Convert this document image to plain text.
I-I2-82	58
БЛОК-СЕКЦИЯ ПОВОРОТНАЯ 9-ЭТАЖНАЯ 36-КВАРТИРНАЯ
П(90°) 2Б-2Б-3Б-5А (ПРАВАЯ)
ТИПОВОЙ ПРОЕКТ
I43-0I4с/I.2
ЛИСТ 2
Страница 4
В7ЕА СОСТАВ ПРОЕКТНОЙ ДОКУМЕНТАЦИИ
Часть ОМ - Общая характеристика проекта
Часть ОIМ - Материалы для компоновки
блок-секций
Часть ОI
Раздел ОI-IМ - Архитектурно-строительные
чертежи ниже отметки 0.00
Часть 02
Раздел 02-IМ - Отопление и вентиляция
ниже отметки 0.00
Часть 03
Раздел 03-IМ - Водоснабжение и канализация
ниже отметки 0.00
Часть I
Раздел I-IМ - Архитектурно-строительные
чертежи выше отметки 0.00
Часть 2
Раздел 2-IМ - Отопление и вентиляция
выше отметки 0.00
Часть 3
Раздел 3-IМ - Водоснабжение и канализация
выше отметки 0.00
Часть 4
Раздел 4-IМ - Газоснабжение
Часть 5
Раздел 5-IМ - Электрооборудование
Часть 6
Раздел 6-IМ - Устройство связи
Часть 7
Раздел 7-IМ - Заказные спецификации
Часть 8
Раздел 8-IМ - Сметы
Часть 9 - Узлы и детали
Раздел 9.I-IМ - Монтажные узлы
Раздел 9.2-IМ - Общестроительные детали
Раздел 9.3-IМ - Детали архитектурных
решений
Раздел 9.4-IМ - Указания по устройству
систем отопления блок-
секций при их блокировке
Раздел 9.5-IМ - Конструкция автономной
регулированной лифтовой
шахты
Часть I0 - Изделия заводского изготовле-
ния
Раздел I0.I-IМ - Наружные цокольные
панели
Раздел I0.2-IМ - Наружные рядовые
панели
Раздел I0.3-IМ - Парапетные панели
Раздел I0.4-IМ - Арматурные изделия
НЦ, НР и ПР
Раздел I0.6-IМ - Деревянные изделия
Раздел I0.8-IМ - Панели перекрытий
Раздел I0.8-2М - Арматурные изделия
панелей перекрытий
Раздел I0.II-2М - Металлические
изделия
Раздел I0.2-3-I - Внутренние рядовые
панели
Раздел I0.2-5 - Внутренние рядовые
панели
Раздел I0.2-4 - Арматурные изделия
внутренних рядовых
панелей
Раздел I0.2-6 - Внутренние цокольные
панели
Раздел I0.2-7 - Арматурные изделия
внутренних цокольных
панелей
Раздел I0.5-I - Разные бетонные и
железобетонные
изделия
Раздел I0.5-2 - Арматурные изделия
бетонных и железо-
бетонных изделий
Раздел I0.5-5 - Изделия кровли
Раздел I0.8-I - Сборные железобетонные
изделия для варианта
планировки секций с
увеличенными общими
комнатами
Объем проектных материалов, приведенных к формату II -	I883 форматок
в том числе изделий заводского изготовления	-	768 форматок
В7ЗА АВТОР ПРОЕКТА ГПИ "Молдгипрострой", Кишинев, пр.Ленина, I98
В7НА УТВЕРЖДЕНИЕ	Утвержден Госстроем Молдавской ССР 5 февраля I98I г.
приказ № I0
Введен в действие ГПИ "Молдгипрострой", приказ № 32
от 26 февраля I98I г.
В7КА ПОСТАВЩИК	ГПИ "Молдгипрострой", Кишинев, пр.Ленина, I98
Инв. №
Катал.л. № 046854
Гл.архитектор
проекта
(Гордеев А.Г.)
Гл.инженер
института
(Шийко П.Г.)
--
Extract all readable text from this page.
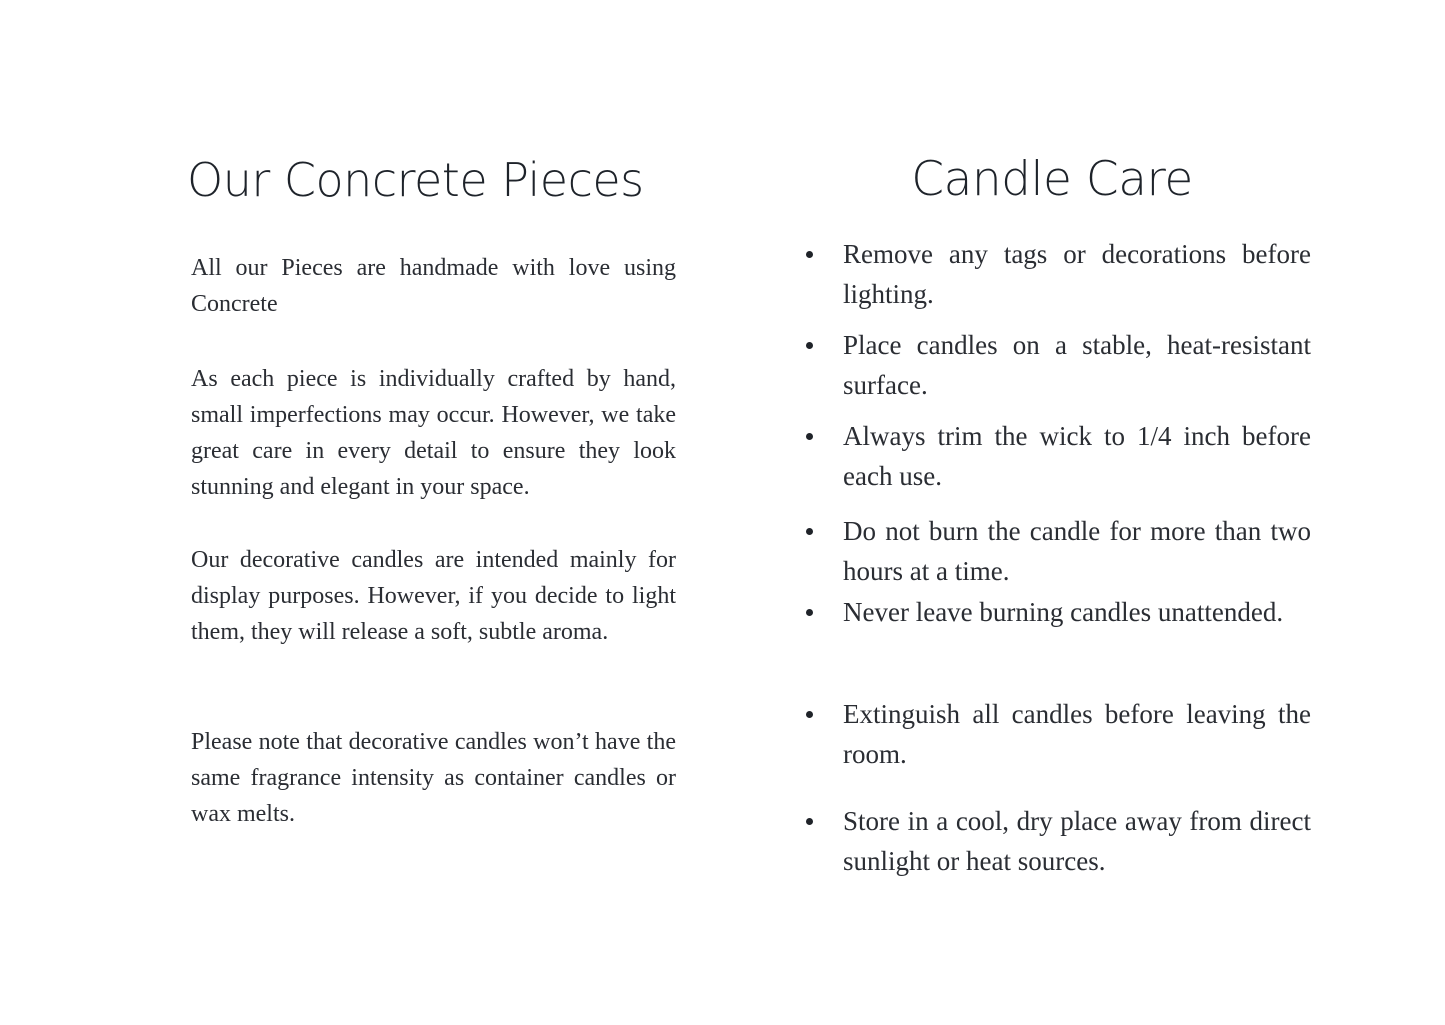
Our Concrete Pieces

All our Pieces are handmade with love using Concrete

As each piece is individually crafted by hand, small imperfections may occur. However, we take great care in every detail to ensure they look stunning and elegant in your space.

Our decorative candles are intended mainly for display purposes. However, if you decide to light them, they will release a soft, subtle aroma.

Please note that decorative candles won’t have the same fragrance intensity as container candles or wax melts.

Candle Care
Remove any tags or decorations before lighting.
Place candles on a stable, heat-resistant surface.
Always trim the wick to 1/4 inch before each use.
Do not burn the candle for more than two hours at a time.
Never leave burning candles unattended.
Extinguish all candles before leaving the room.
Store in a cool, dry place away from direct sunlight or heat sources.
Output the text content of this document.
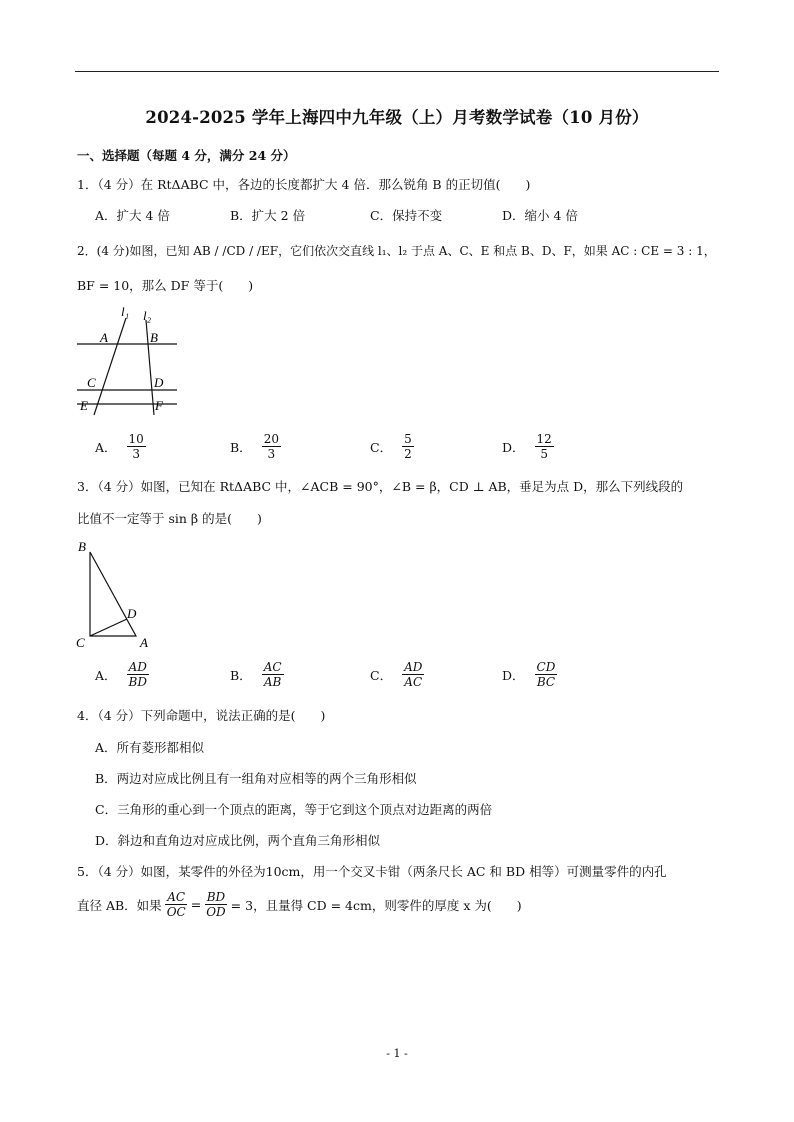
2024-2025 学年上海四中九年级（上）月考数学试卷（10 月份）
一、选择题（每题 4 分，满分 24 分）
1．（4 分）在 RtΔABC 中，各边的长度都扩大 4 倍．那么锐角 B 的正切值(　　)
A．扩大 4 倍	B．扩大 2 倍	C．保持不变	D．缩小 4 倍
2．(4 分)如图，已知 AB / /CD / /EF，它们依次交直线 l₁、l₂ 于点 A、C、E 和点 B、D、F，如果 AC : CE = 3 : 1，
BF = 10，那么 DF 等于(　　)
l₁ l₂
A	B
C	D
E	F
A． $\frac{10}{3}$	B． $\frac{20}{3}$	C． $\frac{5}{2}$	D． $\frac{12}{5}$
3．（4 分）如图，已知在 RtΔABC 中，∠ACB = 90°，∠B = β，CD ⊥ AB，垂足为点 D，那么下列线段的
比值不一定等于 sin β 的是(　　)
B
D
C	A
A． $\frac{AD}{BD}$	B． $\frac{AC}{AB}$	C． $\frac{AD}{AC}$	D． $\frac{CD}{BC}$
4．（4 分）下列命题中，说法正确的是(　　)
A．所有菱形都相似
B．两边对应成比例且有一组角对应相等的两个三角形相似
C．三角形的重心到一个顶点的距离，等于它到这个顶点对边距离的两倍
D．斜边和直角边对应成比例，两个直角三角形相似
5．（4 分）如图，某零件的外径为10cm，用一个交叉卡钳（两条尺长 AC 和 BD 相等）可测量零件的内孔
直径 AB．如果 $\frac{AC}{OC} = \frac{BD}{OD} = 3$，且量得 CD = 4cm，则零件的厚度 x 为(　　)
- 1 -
==
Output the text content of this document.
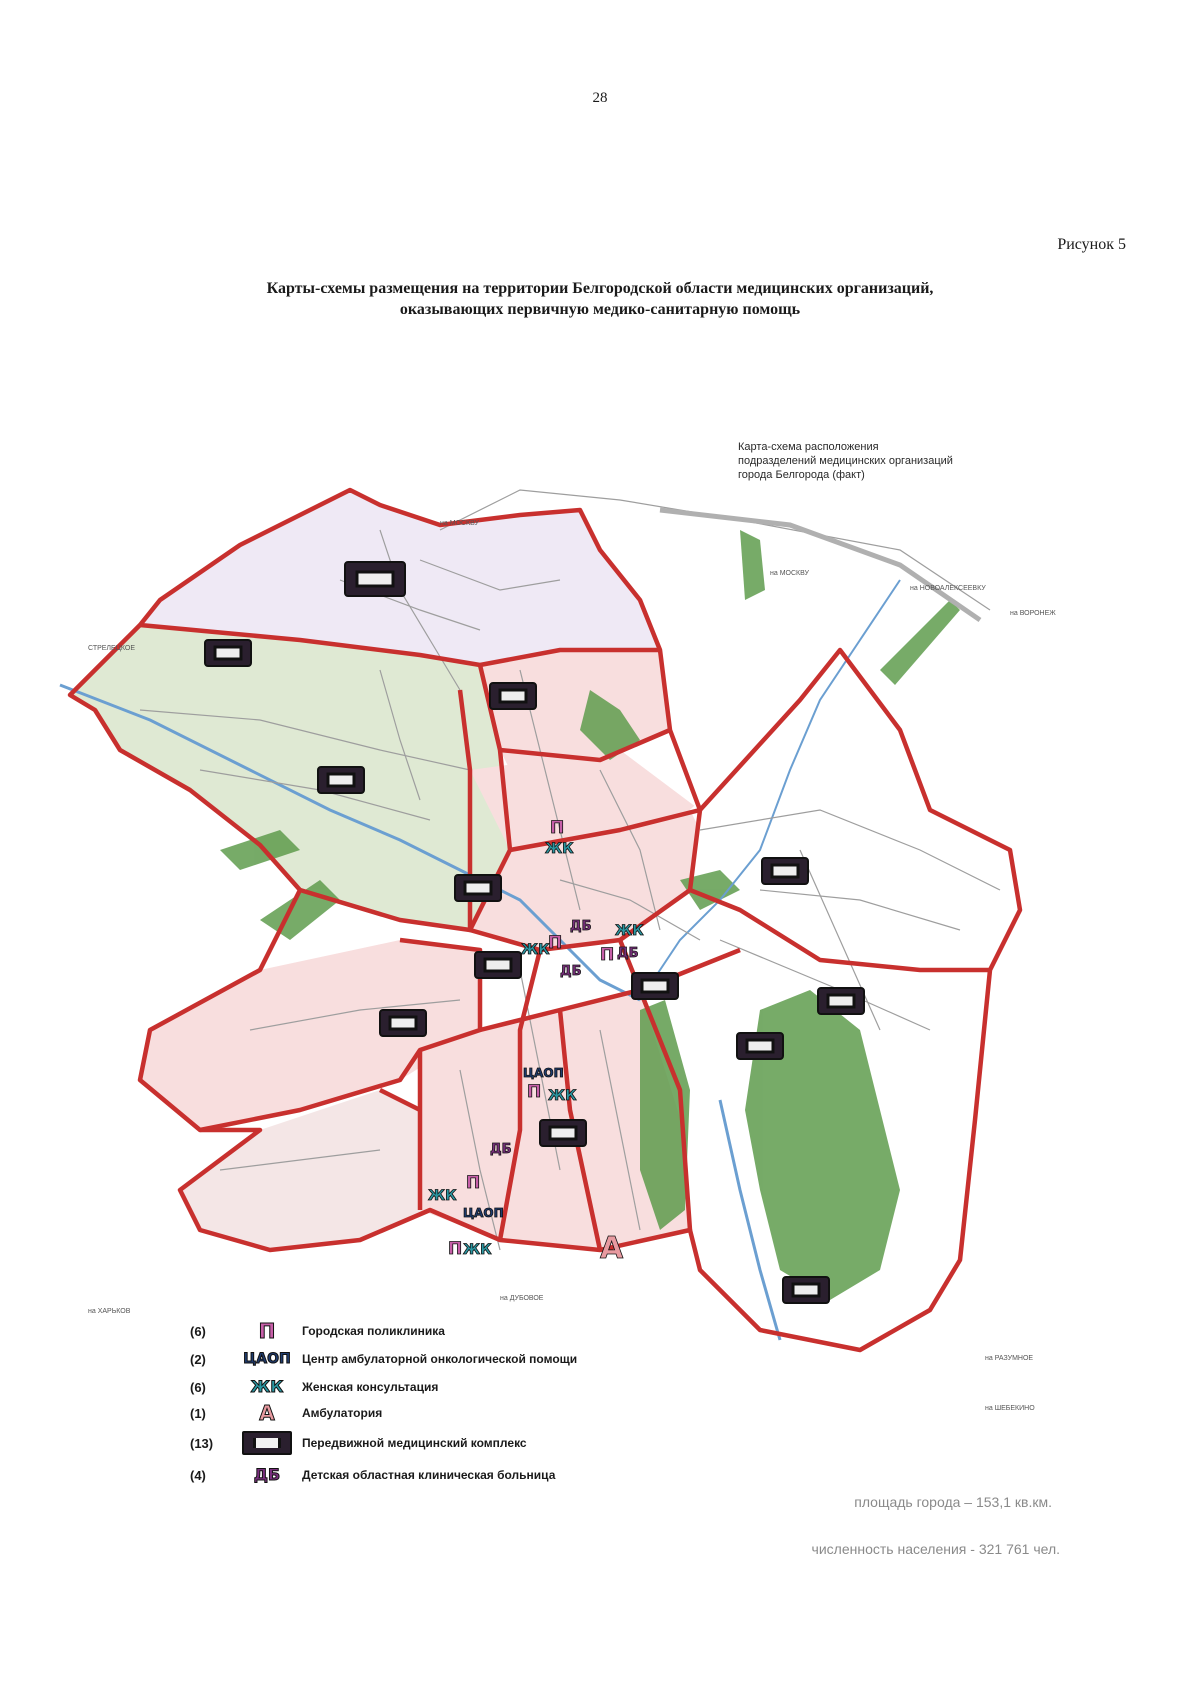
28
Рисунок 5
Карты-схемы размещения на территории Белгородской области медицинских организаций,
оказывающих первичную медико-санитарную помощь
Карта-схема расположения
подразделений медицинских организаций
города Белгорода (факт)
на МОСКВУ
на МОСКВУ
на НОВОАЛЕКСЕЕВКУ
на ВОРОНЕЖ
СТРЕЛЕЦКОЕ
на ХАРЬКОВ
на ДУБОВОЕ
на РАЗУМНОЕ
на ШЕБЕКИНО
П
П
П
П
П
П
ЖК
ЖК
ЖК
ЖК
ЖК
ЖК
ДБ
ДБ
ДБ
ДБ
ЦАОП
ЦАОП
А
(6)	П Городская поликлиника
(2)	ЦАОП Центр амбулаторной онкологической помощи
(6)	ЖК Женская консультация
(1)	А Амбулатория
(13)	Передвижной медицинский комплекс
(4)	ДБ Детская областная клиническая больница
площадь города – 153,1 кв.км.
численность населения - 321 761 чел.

• Short exercise
Identify the lines in the entries above that contain "However", then copy them out.

• Exercise answer
As each piece is individually crafted by hand, small imperfections may occur. However, we take great care in every detail to ensure they look stunning and elegant in your space.
Our decorative candles are intended mainly for display purposes. However, if you decide to light them, they will release a soft, subtle aroma.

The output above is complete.